→ **Given instruction**
Extract the complete listing and output it unchanged.

→ **Task material**
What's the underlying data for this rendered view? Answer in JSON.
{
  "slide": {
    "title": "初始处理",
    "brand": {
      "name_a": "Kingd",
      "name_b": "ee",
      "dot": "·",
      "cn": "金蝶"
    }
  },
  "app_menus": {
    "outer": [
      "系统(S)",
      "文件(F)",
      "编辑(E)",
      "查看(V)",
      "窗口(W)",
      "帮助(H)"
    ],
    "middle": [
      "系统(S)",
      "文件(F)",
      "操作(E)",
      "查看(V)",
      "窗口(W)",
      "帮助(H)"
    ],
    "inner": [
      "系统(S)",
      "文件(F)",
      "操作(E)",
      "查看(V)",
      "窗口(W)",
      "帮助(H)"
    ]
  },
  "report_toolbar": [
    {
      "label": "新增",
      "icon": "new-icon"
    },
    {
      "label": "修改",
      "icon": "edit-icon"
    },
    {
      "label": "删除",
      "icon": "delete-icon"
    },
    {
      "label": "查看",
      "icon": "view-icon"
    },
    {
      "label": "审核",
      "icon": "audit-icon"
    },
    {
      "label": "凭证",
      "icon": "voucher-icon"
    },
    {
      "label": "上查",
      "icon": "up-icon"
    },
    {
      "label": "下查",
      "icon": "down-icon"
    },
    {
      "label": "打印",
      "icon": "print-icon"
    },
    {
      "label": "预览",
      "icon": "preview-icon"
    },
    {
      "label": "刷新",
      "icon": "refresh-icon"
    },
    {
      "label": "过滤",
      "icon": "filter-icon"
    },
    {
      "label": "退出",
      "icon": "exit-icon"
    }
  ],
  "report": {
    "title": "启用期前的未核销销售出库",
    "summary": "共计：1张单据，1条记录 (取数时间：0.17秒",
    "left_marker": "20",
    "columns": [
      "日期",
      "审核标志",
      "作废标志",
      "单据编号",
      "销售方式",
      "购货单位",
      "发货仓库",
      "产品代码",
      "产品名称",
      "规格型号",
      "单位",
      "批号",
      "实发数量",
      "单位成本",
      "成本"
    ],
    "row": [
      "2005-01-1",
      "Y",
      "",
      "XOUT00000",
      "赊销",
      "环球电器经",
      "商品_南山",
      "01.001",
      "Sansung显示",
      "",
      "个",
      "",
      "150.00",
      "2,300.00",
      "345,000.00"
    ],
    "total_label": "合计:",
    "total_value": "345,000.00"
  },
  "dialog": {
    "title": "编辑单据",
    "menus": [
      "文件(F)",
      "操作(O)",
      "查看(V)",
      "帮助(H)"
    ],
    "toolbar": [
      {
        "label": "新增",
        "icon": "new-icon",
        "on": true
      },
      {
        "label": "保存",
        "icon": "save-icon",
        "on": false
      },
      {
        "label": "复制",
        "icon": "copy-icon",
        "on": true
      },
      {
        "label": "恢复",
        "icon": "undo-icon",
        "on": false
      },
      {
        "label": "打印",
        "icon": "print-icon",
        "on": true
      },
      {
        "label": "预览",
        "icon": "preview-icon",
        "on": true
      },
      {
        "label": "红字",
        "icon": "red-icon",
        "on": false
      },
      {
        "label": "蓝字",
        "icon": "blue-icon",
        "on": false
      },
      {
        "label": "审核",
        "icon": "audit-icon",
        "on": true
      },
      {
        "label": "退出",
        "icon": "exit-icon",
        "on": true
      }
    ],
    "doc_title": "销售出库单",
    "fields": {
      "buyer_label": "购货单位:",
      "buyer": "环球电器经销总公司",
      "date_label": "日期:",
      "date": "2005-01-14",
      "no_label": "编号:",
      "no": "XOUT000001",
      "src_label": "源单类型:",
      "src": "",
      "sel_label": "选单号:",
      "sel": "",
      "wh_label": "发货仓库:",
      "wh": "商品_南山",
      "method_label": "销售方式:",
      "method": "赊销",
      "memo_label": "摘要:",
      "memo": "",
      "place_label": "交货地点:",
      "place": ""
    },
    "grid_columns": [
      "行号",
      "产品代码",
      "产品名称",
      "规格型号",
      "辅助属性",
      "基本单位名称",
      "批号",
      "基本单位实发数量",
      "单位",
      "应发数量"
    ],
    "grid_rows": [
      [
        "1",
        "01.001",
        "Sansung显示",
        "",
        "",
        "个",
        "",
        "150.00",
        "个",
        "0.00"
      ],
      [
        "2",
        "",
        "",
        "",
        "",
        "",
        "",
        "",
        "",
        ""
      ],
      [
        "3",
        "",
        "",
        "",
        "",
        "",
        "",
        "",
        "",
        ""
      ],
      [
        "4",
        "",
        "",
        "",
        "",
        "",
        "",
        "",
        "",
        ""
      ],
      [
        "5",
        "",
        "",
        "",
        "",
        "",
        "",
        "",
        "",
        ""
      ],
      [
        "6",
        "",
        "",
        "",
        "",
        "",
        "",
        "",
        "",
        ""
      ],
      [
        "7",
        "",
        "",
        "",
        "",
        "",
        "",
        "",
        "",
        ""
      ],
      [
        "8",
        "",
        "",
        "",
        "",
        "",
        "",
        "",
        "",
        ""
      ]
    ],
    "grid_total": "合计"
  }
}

→ **Exercise response**
What's the underlying data for this rendered view? Answer in JSON.
{
  "slide": {
    "title": "初始处理",
    "brand": {
      "name_a": "Kingd",
      "name_b": "ee",
      "dot": "·",
      "cn": "金蝶"
    }
  },
  "app_menus": {
    "outer": [
      "系统(S)",
      "文件(F)",
      "编辑(E)",
      "查看(V)",
      "窗口(W)",
      "帮助(H)"
    ],
    "middle": [
      "系统(S)",
      "文件(F)",
      "操作(E)",
      "查看(V)",
      "窗口(W)",
      "帮助(H)"
    ],
    "inner": [
      "系统(S)",
      "文件(F)",
      "操作(E)",
      "查看(V)",
      "窗口(W)",
      "帮助(H)"
    ]
  },
  "report_toolbar": [
    {
      "label": "新增",
      "icon": "new-icon"
    },
    {
      "label": "修改",
      "icon": "edit-icon"
    },
    {
      "label": "删除",
      "icon": "delete-icon"
    },
    {
      "label": "查看",
      "icon": "view-icon"
    },
    {
      "label": "审核",
      "icon": "audit-icon"
    },
    {
      "label": "凭证",
      "icon": "voucher-icon"
    },
    {
      "label": "上查",
      "icon": "up-icon"
    },
    {
      "label": "下查",
      "icon": "down-icon"
    },
    {
      "label": "打印",
      "icon": "print-icon"
    },
    {
      "label": "预览",
      "icon": "preview-icon"
    },
    {
      "label": "刷新",
      "icon": "refresh-icon"
    },
    {
      "label": "过滤",
      "icon": "filter-icon"
    },
    {
      "label": "退出",
      "icon": "exit-icon"
    }
  ],
  "report": {
    "title": "启用期前的未核销销售出库",
    "summary": "共计：1张单据，1条记录 (取数时间：0.17秒",
    "left_marker": "20",
    "columns": [
      "日期",
      "审核标志",
      "作废标志",
      "单据编号",
      "销售方式",
      "购货单位",
      "发货仓库",
      "产品代码",
      "产品名称",
      "规格型号",
      "单位",
      "批号",
      "实发数量",
      "单位成本",
      "成本"
    ],
    "row": [
      "2005-01-1",
      "Y",
      "",
      "XOUT00000",
      "赊销",
      "环球电器经",
      "商品_南山",
      "01.001",
      "Sansung显示",
      "",
      "个",
      "",
      "150.00",
      "2,300.00",
      "345,000.00"
    ],
    "total_label": "合计:",
    "total_value": "345,000.00"
  },
  "dialog": {
    "title": "编辑单据",
    "menus": [
      "文件(F)",
      "操作(O)",
      "查看(V)",
      "帮助(H)"
    ],
    "toolbar": [
      {
        "label": "新增",
        "icon": "new-icon",
        "on": true
      },
      {
        "label": "保存",
        "icon": "save-icon",
        "on": false
      },
      {
        "label": "复制",
        "icon": "copy-icon",
        "on": true
      },
      {
        "label": "恢复",
        "icon": "undo-icon",
        "on": false
      },
      {
        "label": "打印",
        "icon": "print-icon",
        "on": true
      },
      {
        "label": "预览",
        "icon": "preview-icon",
        "on": true
      },
      {
        "label": "红字",
        "icon": "red-icon",
        "on": false
      },
      {
        "label": "蓝字",
        "icon": "blue-icon",
        "on": false
      },
      {
        "label": "审核",
        "icon": "audit-icon",
        "on": true
      },
      {
        "label": "退出",
        "icon": "exit-icon",
        "on": true
      }
    ],
    "doc_title": "销售出库单",
    "fields": {
      "buyer_label": "购货单位:",
      "buyer": "环球电器经销总公司",
      "date_label": "日期:",
      "date": "2005-01-14",
      "no_label": "编号:",
      "no": "XOUT000001",
      "src_label": "源单类型:",
      "src": "",
      "sel_label": "选单号:",
      "sel": "",
      "wh_label": "发货仓库:",
      "wh": "商品_南山",
      "method_label": "销售方式:",
      "method": "赊销",
      "memo_label": "摘要:",
      "memo": "",
      "place_label": "交货地点:",
      "place": ""
    },
    "grid_columns": [
      "行号",
      "产品代码",
      "产品名称",
      "规格型号",
      "辅助属性",
      "基本单位名称",
      "批号",
      "基本单位实发数量",
      "单位",
      "应发数量"
    ],
    "grid_rows": [
      [
        "1",
        "01.001",
        "Sansung显示",
        "",
        "",
        "个",
        "",
        "150.00",
        "个",
        "0.00"
      ],
      [
        "2",
        "",
        "",
        "",
        "",
        "",
        "",
        "",
        "",
        ""
      ],
      [
        "3",
        "",
        "",
        "",
        "",
        "",
        "",
        "",
        "",
        ""
      ],
      [
        "4",
        "",
        "",
        "",
        "",
        "",
        "",
        "",
        "",
        ""
      ],
      [
        "5",
        "",
        "",
        "",
        "",
        "",
        "",
        "",
        "",
        ""
      ],
      [
        "6",
        "",
        "",
        "",
        "",
        "",
        "",
        "",
        "",
        ""
      ],
      [
        "7",
        "",
        "",
        "",
        "",
        "",
        "",
        "",
        "",
        ""
      ],
      [
        "8",
        "",
        "",
        "",
        "",
        "",
        "",
        "",
        "",
        ""
      ]
    ],
    "grid_total": "合计"
  }
}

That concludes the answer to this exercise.